## What needs to be done
Please copy every line of the records below that holds the word "instructions".

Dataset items
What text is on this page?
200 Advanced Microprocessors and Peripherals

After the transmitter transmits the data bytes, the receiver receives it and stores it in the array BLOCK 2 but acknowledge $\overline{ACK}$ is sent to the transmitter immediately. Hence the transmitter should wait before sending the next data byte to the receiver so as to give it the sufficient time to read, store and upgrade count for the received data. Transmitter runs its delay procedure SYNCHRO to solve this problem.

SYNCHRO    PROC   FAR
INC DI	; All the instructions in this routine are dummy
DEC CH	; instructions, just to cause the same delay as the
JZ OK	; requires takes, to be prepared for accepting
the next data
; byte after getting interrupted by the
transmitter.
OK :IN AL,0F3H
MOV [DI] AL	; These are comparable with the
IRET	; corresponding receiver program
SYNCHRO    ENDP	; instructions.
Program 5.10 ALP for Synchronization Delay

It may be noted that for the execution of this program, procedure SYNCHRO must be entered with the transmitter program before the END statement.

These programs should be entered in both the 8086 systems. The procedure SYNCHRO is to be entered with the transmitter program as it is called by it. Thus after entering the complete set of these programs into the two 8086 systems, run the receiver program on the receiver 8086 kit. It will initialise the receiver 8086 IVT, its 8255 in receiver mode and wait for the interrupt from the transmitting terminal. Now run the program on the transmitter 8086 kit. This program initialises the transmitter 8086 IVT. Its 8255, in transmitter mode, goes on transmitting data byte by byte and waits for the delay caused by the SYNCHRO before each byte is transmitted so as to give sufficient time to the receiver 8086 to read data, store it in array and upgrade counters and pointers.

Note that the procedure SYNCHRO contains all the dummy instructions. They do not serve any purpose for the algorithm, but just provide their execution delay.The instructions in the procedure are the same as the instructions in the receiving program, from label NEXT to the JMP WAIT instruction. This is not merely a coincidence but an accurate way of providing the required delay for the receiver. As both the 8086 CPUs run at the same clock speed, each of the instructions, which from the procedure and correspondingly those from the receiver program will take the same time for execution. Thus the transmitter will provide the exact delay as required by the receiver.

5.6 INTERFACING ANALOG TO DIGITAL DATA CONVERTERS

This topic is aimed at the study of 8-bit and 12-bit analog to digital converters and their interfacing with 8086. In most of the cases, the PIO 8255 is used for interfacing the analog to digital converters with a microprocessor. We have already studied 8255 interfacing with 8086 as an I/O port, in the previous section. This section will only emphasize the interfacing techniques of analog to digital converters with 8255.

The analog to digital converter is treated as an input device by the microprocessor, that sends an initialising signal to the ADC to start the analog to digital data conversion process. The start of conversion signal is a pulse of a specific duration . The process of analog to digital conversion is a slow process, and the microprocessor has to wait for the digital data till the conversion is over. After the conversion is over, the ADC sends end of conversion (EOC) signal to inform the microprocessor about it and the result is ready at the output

## Written solution
INC DI	; All the instructions in this routine are dummy
DEC CH	; instructions, just to cause the same delay as the
SYNCHRO    ENDP	; instructions.
Note that the procedure SYNCHRO contains all the dummy instructions. They do not serve any purpose for the algorithm, but just provide their execution delay.The instructions in the procedure are the same as the instructions in the receiving program, from label NEXT to the JMP WAIT instruction. This is not merely a coincidence but an accurate way of providing the required delay for the receiver. As both the 8086 CPUs run at the same clock speed, each of the instructions, which from the procedure and correspondingly those from the receiver program will take the same time for execution. Thus the transmitter will provide the exact delay as required by the receiver.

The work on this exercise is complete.